▶ What is needed: In the excerpt on list comprehensions, what should replace the first ??? in the list comprehension that builds `tmoom_no_punc`?

▶ Excerpt:
Looping though a sequence allows you to perform the test for each item in the sequence:

Practice changing the condition to see different results.

Try:

- `letter.isupper()`
- `letter.islower()`
- `letter.isalpha()`

In [None]:
# sequence through the string
for letter in 'New Zealand!':
    # apply a test to each item in the string
    if ... :
        # perform an action is the test is True
        print(letter, end = '')

### List Comprehensions

- Now that you understand looping and conditionals, time for list comprehensions 
- List comprehensions quickly create new lists from existing lists (or other sequences/generators)
- The general syntax of a list comprehension is as follows:

> `[statement/expression for value in sequence/generator]`

The list comprehension above uses `[]`, just like a list, and will indeed return a list of values which meet the statement or expression indicated in the *first* part of the list comprehension.

In [None]:
# ask for each letter in "word"
# note that the results are a list
[letter for letter in 'word']

In [None]:
# for each letter in "New Zealand", give me the letter if is upper case
[letter for letter in "New Zealand" if letter.isupper()]

In [None]:
# for each token in the tokenized list created from "Hello World!", give me the token if it is alphanumeric
[token for token in nltk.word_tokenize("Hello World!") if token.isalpha()]

In [None]:
# for each token in the tokenized list created from "Hello World!", give me the token if it is alphanumeric
# also, lowercase the token
[token.lower() for token in nltk.word_tokenize("Hello World!") if token.isalpha()]

So, how to obtain a list of all tokens from TMOOM that are *not* punctuation? 

- Can you complete the list comprehension?
- The first ??? should be a call to `nltk.word_tokenize(tmoom)`
- The second ??? should be a testing if `word` is alphanumeric. 

In [None]:
# for each word in the tokenized version of TMOOM, give me the token if it is alphanumeric
tmoom_no_punc = [word for word in ??? if ???]

In [None]:
# we can plot this frequency - no more punctuation :) 
nltk.FreqDist(tmoom_no_punc).plot(10, percents = True)

Removing stopwords

You might also be only interested in removing all of the function words in a text. 

You can do so by defining a list of words you *don't* want, and asking for a list of all words but those. 

And, NLTK has a built-in list of stopwords!

In [None]:
nltk.download("stopwords")

In [None]:
# save the stopwords to an list
stopwords = nltk.corpus.stopwords.words('english')

In [None]:
# view the stopwords
stopwords

In [None]:
# give me the lower cased version of all tokens in the tokenized version of the text
tmoom_fdist_no_stopwords = nltk.FreqDist([token.lower() for token in nltk.word_tokenize(tmoom) 
# if the lowercased version of the text is NOT in stopwords
if token.lower() not in stopwords 
# and if the token is alphanumeric
and token.isalpha()])

In [None]:
# the plot looks much different now!
tmoom_fdist_no_stopwords.plot(10, percents = True)

## **Parts of Speech**

NLTK can also be used to tag the part of speech for words in your document.

▶ Given information:
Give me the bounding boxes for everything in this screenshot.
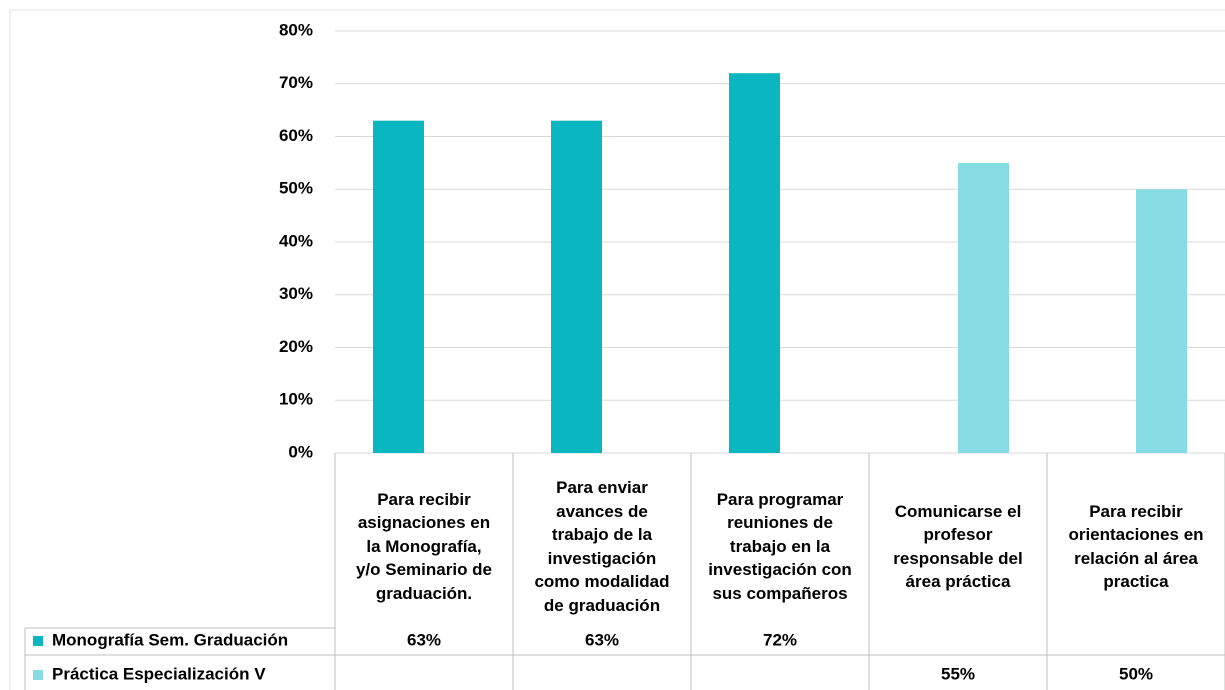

▶ Response: A call to `nltk.word_tokenize(tmoom)`.